** begin DATASET CONTENT **

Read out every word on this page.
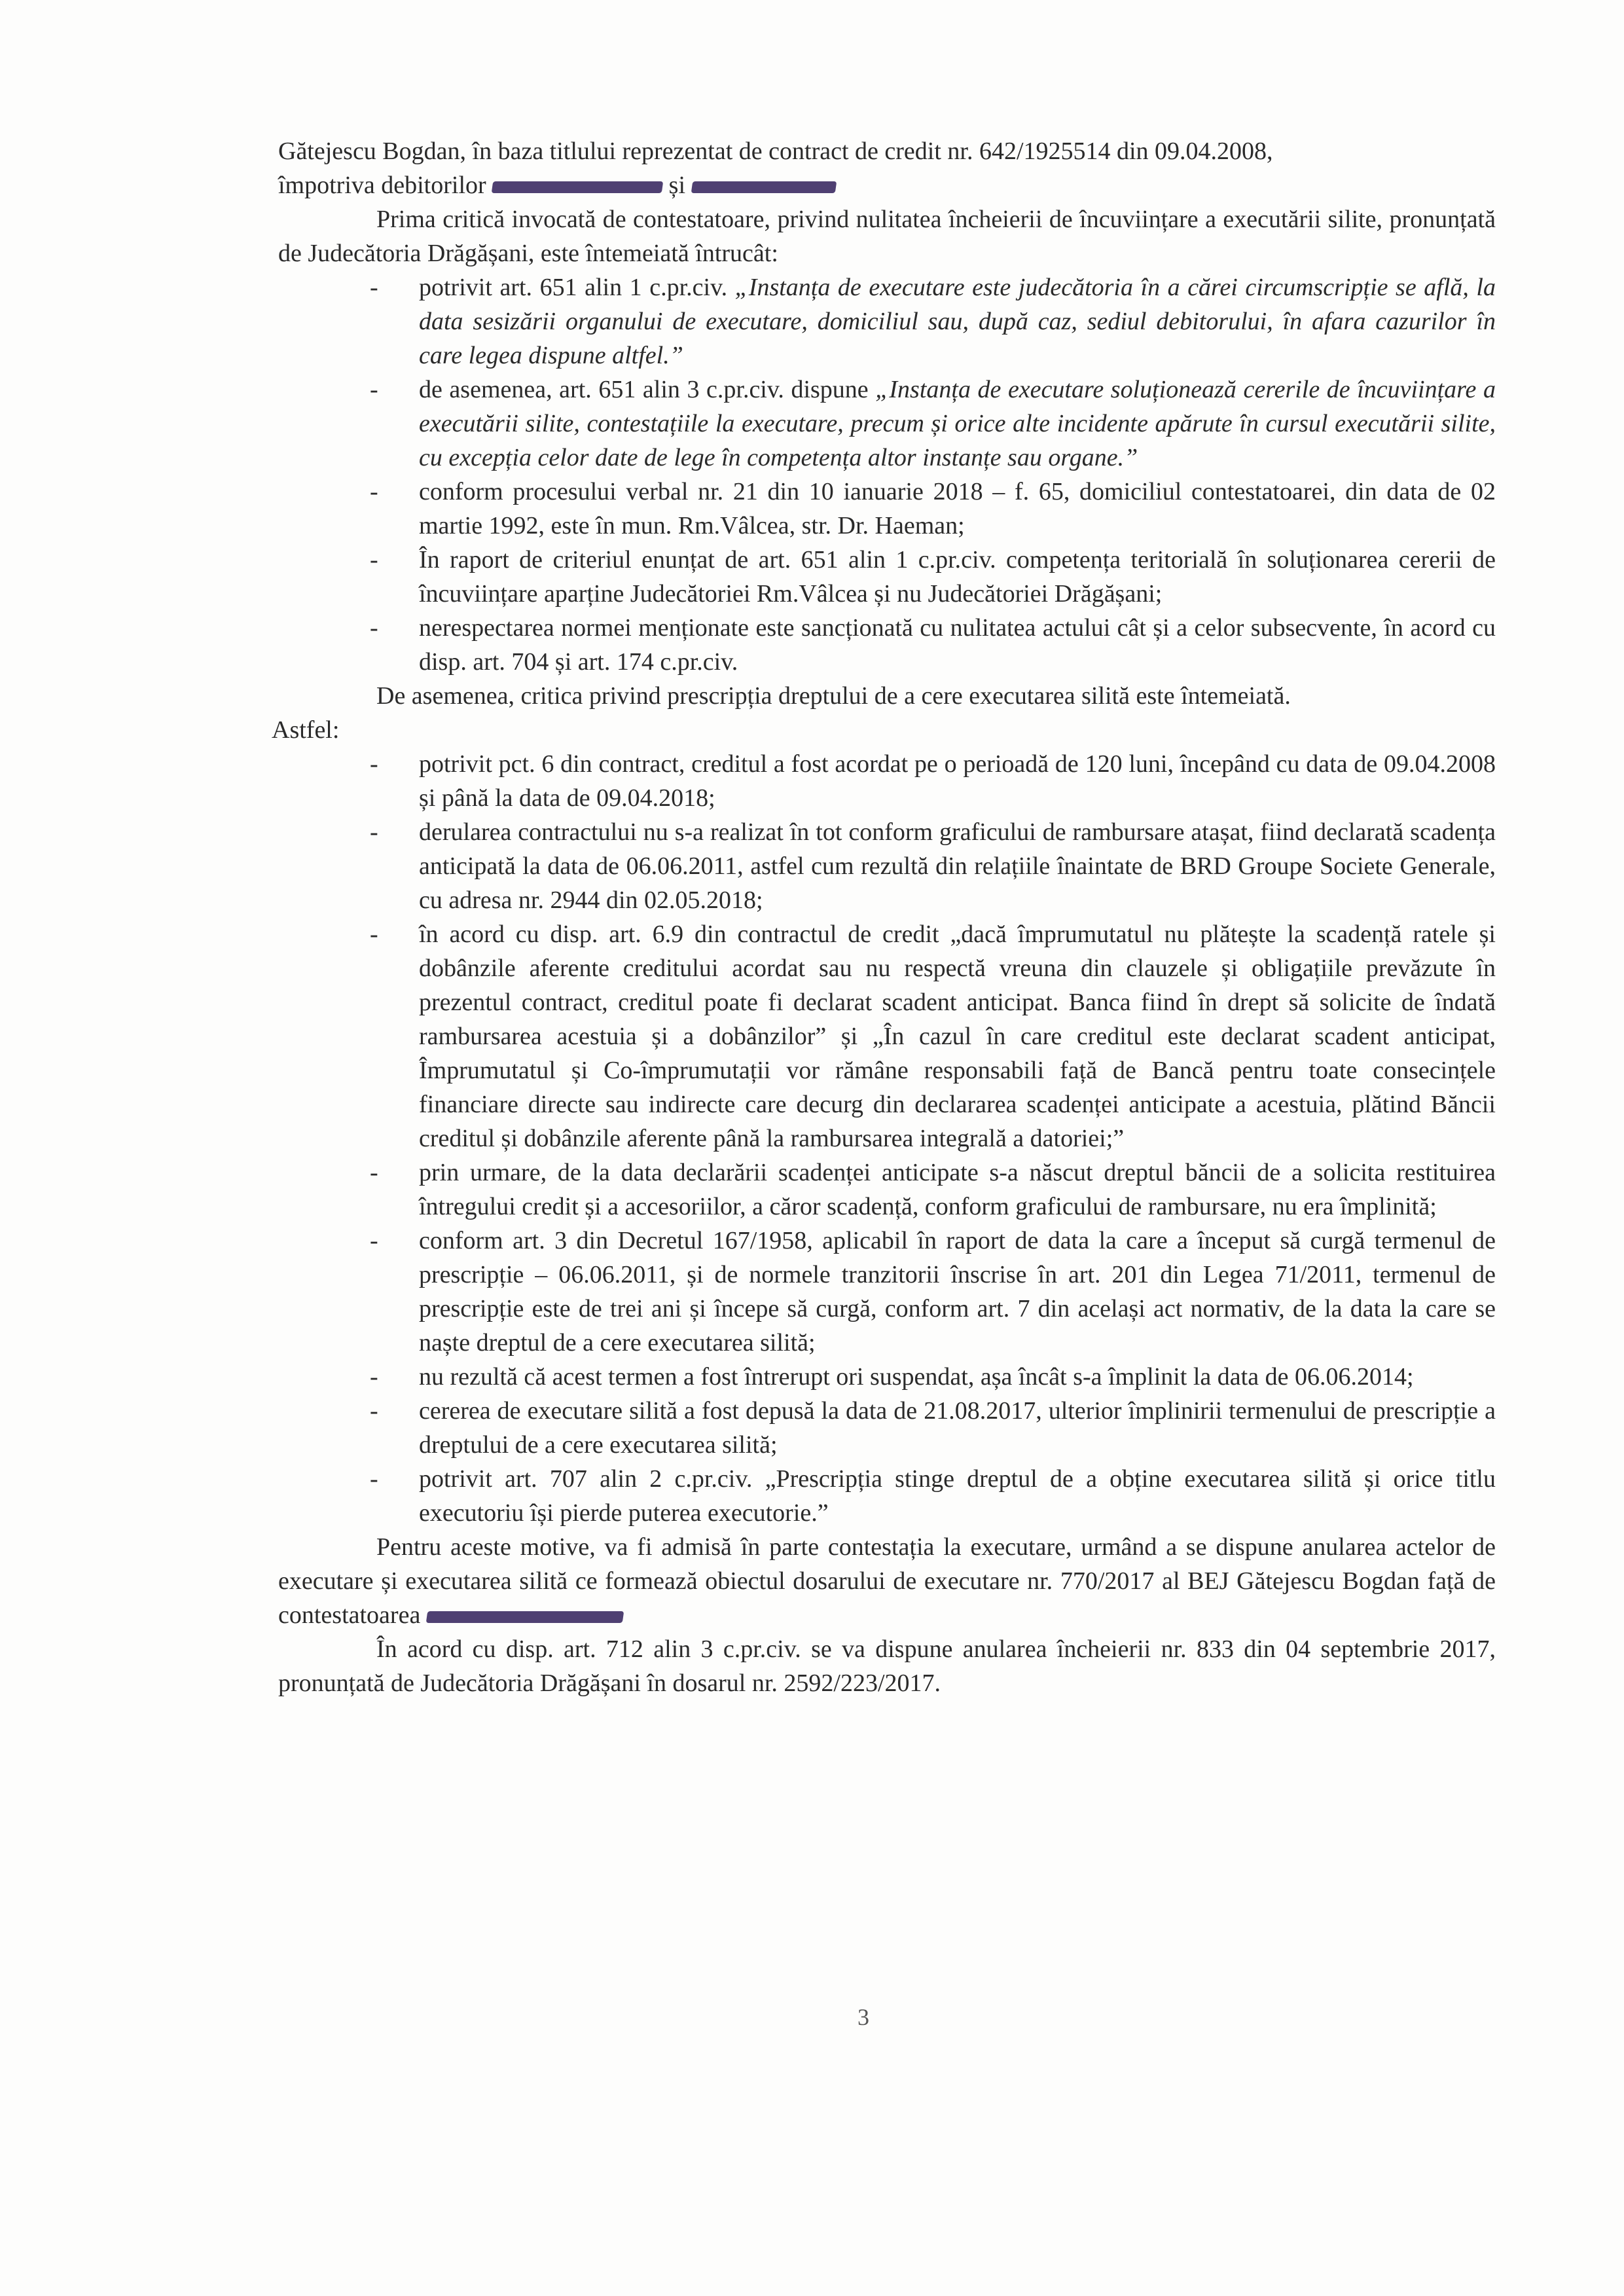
Gătejescu Bogdan, în baza titlului reprezentat de contract de credit nr. 642/1925514 din 09.04.2008,

împotriva debitorilor	și

Prima critică invocată de contestatoare, privind nulitatea încheierii de încuviințare a executării silite, pronunțată de Judecătoria Drăgășani, este întemeiată întrucât:

- potrivit art. 651 alin 1 c.pr.civ. „Instanța de executare este judecătoria în a cărei circumscripție se află, la data sesizării organului de executare, domiciliul sau, după caz, sediul debitorului, în afara cazurilor în care legea dispune altfel.”
- de asemenea, art. 651 alin 3 c.pr.civ. dispune „Instanța de executare soluționează cererile de încuviințare a executării silite, contestațiile la executare, precum și orice alte incidente apărute în cursul executării silite, cu excepția celor date de lege în competența altor instanțe sau organe.”
- conform procesului verbal nr. 21 din 10 ianuarie 2018 – f. 65, domiciliul contestatoarei, din data de 02 martie 1992, este în mun. Rm.Vâlcea, str. Dr. Haeman;
- În raport de criteriul enunțat de art. 651 alin 1 c.pr.civ. competența teritorială în soluționarea cererii de încuviințare aparține Judecătoriei Rm.Vâlcea și nu Judecătoriei Drăgășani;
- nerespectarea normei menționate este sancționată cu nulitatea actului cât și a celor subsecvente, în acord cu disp. art. 704 și art. 174 c.pr.civ.

De asemenea, critica privind prescripția dreptului de a cere executarea silită este întemeiată.

Astfel:

- potrivit pct. 6 din contract, creditul a fost acordat pe o perioadă de 120 luni, începând cu data de 09.04.2008 și până la data de 09.04.2018;
- derularea contractului nu s-a realizat în tot conform graficului de rambursare atașat, fiind declarată scadența anticipată la data de 06.06.2011, astfel cum rezultă din relațiile înaintate de BRD Groupe Societe Generale, cu adresa nr. 2944 din 02.05.2018;
- în acord cu disp. art. 6.9 din contractul de credit „dacă împrumutatul nu plătește la scadență ratele și dobânzile aferente creditului acordat sau nu respectă vreuna din clauzele și obligațiile prevăzute în prezentul contract, creditul poate fi declarat scadent anticipat. Banca fiind în drept să solicite de îndată rambursarea acestuia și a dobânzilor” și „În cazul în care creditul este declarat scadent anticipat, Împrumutatul și Co-împrumutații vor rămâne responsabili față de Bancă pentru toate consecințele financiare directe sau indirecte care decurg din declararea scadenței anticipate a acestuia, plătind Băncii creditul și dobânzile aferente până la rambursarea integrală a datoriei;”
- prin urmare, de la data declarării scadenței anticipate s-a născut dreptul băncii de a solicita restituirea întregului credit și a accesoriilor, a căror scadență, conform graficului de rambursare, nu era împlinită;
- conform art. 3 din Decretul 167/1958, aplicabil în raport de data la care a început să curgă termenul de prescripție – 06.06.2011, și de normele tranzitorii înscrise în art. 201 din Legea 71/2011, termenul de prescripție este de trei ani și începe să curgă, conform art. 7 din același act normativ, de la data la care se naște dreptul de a cere executarea silită;
- nu rezultă că acest termen a fost întrerupt ori suspendat, așa încât s-a împlinit la data de 06.06.2014;
- cererea de executare silită a fost depusă la data de 21.08.2017, ulterior împlinirii termenului de prescripție a dreptului de a cere executarea silită;
- potrivit art. 707 alin 2 c.pr.civ. „Prescripția stinge dreptul de a obține executarea silită și orice titlu executoriu își pierde puterea executorie.”

Pentru aceste motive, va fi admisă în parte contestația la executare, urmând a se dispune anularea actelor de executare și executarea silită ce formează obiectul dosarului de executare nr. 770/2017 al BEJ Gătejescu Bogdan față de contestatoarea

În acord cu disp. art. 712 alin 3 c.pr.civ. se va dispune anularea încheierii nr. 833 din 04 septembrie 2017, pronunțată de Judecătoria Drăgășani în dosarul nr. 2592/223/2017.

3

** end DATASET CONTENT **

** STATED TASK **
Reproduce all of the data exactly, omitting each picture it holds.

** RESPONSE **
Read out every word on this page.
Gătejescu Bogdan, în baza titlului reprezentat de contract de credit nr. 642/1925514 din 09.04.2008,

împotriva debitorilor	și

Prima critică invocată de contestatoare, privind nulitatea încheierii de încuviințare a executării silite, pronunțată de Judecătoria Drăgășani, este întemeiată întrucât:

- potrivit art. 651 alin 1 c.pr.civ. „Instanța de executare este judecătoria în a cărei circumscripție se află, la data sesizării organului de executare, domiciliul sau, după caz, sediul debitorului, în afara cazurilor în care legea dispune altfel.”
- de asemenea, art. 651 alin 3 c.pr.civ. dispune „Instanța de executare soluționează cererile de încuviințare a executării silite, contestațiile la executare, precum și orice alte incidente apărute în cursul executării silite, cu excepția celor date de lege în competența altor instanțe sau organe.”
- conform procesului verbal nr. 21 din 10 ianuarie 2018 – f. 65, domiciliul contestatoarei, din data de 02 martie 1992, este în mun. Rm.Vâlcea, str. Dr. Haeman;
- În raport de criteriul enunțat de art. 651 alin 1 c.pr.civ. competența teritorială în soluționarea cererii de încuviințare aparține Judecătoriei Rm.Vâlcea și nu Judecătoriei Drăgășani;
- nerespectarea normei menționate este sancționată cu nulitatea actului cât și a celor subsecvente, în acord cu disp. art. 704 și art. 174 c.pr.civ.

De asemenea, critica privind prescripția dreptului de a cere executarea silită este întemeiată.

Astfel:

- potrivit pct. 6 din contract, creditul a fost acordat pe o perioadă de 120 luni, începând cu data de 09.04.2008 și până la data de 09.04.2018;
- derularea contractului nu s-a realizat în tot conform graficului de rambursare atașat, fiind declarată scadența anticipată la data de 06.06.2011, astfel cum rezultă din relațiile înaintate de BRD Groupe Societe Generale, cu adresa nr. 2944 din 02.05.2018;
- în acord cu disp. art. 6.9 din contractul de credit „dacă împrumutatul nu plătește la scadență ratele și dobânzile aferente creditului acordat sau nu respectă vreuna din clauzele și obligațiile prevăzute în prezentul contract, creditul poate fi declarat scadent anticipat. Banca fiind în drept să solicite de îndată rambursarea acestuia și a dobânzilor” și „În cazul în care creditul este declarat scadent anticipat, Împrumutatul și Co-împrumutații vor rămâne responsabili față de Bancă pentru toate consecințele financiare directe sau indirecte care decurg din declararea scadenței anticipate a acestuia, plătind Băncii creditul și dobânzile aferente până la rambursarea integrală a datoriei;”
- prin urmare, de la data declarării scadenței anticipate s-a născut dreptul băncii de a solicita restituirea întregului credit și a accesoriilor, a căror scadență, conform graficului de rambursare, nu era împlinită;
- conform art. 3 din Decretul 167/1958, aplicabil în raport de data la care a început să curgă termenul de prescripție – 06.06.2011, și de normele tranzitorii înscrise în art. 201 din Legea 71/2011, termenul de prescripție este de trei ani și începe să curgă, conform art. 7 din același act normativ, de la data la care se naște dreptul de a cere executarea silită;
- nu rezultă că acest termen a fost întrerupt ori suspendat, așa încât s-a împlinit la data de 06.06.2014;
- cererea de executare silită a fost depusă la data de 21.08.2017, ulterior împlinirii termenului de prescripție a dreptului de a cere executarea silită;
- potrivit art. 707 alin 2 c.pr.civ. „Prescripția stinge dreptul de a obține executarea silită și orice titlu executoriu își pierde puterea executorie.”

Pentru aceste motive, va fi admisă în parte contestația la executare, urmând a se dispune anularea actelor de executare și executarea silită ce formează obiectul dosarului de executare nr. 770/2017 al BEJ Gătejescu Bogdan față de contestatoarea

În acord cu disp. art. 712 alin 3 c.pr.civ. se va dispune anularea încheierii nr. 833 din 04 septembrie 2017, pronunțată de Judecătoria Drăgășani în dosarul nr. 2592/223/2017.

3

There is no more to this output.